▶ _Exercise objective_
Count every line that holds the string "күні", and report the number alone.

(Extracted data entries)
=-=-=

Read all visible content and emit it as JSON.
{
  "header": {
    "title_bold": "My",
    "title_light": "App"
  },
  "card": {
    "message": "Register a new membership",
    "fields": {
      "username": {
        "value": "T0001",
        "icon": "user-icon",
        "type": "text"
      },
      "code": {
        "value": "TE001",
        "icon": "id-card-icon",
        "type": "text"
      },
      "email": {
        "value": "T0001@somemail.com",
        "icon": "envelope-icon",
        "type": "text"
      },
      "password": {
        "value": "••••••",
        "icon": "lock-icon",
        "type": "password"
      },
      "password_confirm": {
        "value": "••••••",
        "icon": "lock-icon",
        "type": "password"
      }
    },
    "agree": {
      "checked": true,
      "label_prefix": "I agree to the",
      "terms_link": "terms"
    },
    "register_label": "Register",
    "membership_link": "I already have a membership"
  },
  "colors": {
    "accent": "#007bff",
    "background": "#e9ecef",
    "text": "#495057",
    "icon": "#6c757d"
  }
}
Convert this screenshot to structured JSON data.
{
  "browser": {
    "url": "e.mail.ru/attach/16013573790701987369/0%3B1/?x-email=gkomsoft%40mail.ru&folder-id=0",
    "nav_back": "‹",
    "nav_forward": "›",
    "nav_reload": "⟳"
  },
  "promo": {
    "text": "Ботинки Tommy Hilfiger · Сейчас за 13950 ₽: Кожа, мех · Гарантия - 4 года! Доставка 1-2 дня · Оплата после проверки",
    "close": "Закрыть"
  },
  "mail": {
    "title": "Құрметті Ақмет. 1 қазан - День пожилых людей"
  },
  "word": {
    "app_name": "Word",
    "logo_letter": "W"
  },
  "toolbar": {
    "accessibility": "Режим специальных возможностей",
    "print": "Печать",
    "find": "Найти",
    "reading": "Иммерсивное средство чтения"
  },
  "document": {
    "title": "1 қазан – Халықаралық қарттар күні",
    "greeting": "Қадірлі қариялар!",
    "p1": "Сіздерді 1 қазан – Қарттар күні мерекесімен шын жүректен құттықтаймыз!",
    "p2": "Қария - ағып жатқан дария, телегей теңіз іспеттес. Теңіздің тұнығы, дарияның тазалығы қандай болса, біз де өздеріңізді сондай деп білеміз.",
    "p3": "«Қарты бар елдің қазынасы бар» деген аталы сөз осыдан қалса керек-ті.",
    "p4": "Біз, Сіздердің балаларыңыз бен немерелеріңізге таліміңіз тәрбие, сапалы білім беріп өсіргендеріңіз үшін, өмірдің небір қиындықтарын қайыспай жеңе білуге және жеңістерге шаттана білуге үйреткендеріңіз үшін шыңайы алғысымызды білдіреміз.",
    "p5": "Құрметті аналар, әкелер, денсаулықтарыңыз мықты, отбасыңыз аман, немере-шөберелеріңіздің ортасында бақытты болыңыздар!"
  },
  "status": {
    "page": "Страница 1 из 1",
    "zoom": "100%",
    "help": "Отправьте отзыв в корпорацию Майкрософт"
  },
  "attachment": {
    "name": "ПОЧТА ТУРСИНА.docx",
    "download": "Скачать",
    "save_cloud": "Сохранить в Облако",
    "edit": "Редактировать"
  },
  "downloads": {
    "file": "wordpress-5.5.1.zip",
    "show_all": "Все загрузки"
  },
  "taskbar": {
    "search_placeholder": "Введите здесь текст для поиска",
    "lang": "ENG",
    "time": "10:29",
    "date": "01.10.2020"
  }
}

=-=-=

▶ _Response_
2